-- start Records to process --

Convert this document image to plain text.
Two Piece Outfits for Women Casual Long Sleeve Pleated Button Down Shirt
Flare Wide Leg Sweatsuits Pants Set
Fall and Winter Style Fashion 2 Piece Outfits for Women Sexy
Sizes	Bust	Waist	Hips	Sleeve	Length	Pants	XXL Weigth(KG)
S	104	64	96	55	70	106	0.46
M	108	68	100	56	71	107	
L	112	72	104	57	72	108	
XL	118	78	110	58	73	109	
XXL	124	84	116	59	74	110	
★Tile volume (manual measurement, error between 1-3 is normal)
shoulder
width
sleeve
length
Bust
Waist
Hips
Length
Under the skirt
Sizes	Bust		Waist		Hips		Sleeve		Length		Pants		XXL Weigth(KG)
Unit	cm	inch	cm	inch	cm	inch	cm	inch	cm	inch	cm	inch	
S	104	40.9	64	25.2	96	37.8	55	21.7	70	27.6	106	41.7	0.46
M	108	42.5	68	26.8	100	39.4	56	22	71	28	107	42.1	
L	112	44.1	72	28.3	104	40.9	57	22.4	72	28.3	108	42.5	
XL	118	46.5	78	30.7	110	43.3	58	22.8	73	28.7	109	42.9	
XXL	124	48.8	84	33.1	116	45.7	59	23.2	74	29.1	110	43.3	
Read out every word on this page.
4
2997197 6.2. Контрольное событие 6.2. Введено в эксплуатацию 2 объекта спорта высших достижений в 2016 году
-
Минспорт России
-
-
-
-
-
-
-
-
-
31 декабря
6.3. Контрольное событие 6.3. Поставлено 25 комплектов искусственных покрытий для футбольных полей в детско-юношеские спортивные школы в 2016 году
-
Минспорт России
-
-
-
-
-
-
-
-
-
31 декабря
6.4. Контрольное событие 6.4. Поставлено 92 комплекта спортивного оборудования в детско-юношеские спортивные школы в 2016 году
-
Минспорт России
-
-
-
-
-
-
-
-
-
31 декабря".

-- end Records to process --

Exercise goal: Return all of the entries exactly as written.

Answer for the task:
Convert this document image to plain text.
Two Piece Outfits for Women Casual Long Sleeve Pleated Button Down Shirt
Flare Wide Leg Sweatsuits Pants Set
Fall and Winter Style Fashion 2 Piece Outfits for Women Sexy
Sizes	Bust	Waist	Hips	Sleeve	Length	Pants	XXL Weigth(KG)
S	104	64	96	55	70	106	0.46
M	108	68	100	56	71	107	
L	112	72	104	57	72	108	
XL	118	78	110	58	73	109	
XXL	124	84	116	59	74	110	
★Tile volume (manual measurement, error between 1-3 is normal)
shoulder
width
sleeve
length
Bust
Waist
Hips
Length
Under the skirt
Sizes	Bust		Waist		Hips		Sleeve		Length		Pants		XXL Weigth(KG)
Unit	cm	inch	cm	inch	cm	inch	cm	inch	cm	inch	cm	inch	
S	104	40.9	64	25.2	96	37.8	55	21.7	70	27.6	106	41.7	0.46
M	108	42.5	68	26.8	100	39.4	56	22	71	28	107	42.1	
L	112	44.1	72	28.3	104	40.9	57	22.4	72	28.3	108	42.5	
XL	118	46.5	78	30.7	110	43.3	58	22.8	73	28.7	109	42.9	
XXL	124	48.8	84	33.1	116	45.7	59	23.2	74	29.1	110	43.3	
Read out every word on this page.
4
2997197 6.2. Контрольное событие 6.2. Введено в эксплуатацию 2 объекта спорта высших достижений в 2016 году
-
Минспорт России
-
-
-
-
-
-
-
-
-
31 декабря
6.3. Контрольное событие 6.3. Поставлено 25 комплектов искусственных покрытий для футбольных полей в детско-юношеские спортивные школы в 2016 году
-
Минспорт России
-
-
-
-
-
-
-
-
-
31 декабря
6.4. Контрольное событие 6.4. Поставлено 92 комплекта спортивного оборудования в детско-юношеские спортивные школы в 2016 году
-
Минспорт России
-
-
-
-
-
-
-
-
-
31 декабря".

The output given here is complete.